* TASK DETAILS *
Copy out each line that includes the word "false".

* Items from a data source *
• • • •

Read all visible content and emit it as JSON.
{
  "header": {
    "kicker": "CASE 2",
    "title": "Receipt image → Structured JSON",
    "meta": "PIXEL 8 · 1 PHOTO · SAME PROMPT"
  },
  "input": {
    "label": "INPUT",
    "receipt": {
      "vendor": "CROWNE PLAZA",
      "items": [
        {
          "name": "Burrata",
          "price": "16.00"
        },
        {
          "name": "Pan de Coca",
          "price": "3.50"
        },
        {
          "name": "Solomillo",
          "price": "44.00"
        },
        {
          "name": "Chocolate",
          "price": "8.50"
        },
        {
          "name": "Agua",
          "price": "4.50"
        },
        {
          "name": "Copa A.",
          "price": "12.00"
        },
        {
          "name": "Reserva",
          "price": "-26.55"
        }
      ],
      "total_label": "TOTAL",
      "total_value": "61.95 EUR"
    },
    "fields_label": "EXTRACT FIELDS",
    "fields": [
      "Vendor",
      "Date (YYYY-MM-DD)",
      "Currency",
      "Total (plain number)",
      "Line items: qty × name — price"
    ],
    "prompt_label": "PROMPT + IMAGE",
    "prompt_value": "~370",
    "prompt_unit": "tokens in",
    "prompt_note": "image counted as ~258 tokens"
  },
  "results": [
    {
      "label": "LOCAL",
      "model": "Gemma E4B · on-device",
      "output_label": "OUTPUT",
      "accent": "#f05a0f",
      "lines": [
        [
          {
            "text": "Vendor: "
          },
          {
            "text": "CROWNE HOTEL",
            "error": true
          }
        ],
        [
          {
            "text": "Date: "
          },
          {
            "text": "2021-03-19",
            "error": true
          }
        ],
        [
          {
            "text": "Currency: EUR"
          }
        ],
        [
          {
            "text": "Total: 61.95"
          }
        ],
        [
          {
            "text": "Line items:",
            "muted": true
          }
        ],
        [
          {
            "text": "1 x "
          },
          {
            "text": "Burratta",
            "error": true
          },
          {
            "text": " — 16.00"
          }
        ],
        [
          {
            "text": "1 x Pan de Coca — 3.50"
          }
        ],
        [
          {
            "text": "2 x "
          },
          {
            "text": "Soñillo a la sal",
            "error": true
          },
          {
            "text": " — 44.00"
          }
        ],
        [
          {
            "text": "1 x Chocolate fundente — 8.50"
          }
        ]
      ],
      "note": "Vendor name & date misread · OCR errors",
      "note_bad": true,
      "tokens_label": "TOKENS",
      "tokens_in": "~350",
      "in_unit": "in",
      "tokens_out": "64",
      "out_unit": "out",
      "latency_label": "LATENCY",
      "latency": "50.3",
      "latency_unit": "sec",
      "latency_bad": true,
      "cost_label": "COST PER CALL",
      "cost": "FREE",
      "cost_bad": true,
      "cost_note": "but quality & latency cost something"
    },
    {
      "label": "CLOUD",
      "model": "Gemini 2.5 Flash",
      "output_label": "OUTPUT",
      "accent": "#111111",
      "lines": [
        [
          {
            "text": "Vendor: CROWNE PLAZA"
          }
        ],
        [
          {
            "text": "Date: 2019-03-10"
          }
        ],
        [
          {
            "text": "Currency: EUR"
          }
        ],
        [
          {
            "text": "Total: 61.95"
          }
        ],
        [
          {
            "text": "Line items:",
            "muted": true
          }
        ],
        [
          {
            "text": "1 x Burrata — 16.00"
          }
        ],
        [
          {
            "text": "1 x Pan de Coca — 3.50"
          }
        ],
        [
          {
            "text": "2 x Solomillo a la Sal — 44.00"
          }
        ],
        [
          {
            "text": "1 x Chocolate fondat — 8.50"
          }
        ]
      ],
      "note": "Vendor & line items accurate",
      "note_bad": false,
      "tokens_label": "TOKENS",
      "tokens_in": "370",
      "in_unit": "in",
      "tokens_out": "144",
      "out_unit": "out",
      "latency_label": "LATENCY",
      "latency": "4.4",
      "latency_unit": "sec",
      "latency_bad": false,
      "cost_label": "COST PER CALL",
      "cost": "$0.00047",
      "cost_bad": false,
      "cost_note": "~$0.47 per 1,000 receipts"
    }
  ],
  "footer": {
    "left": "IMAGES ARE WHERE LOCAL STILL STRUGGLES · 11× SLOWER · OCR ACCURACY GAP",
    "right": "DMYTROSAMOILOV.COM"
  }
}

• • • •

* ANSWER TO THE TASK *
      "note_bad": false,
      "latency_bad": false,
      "cost_bad": false,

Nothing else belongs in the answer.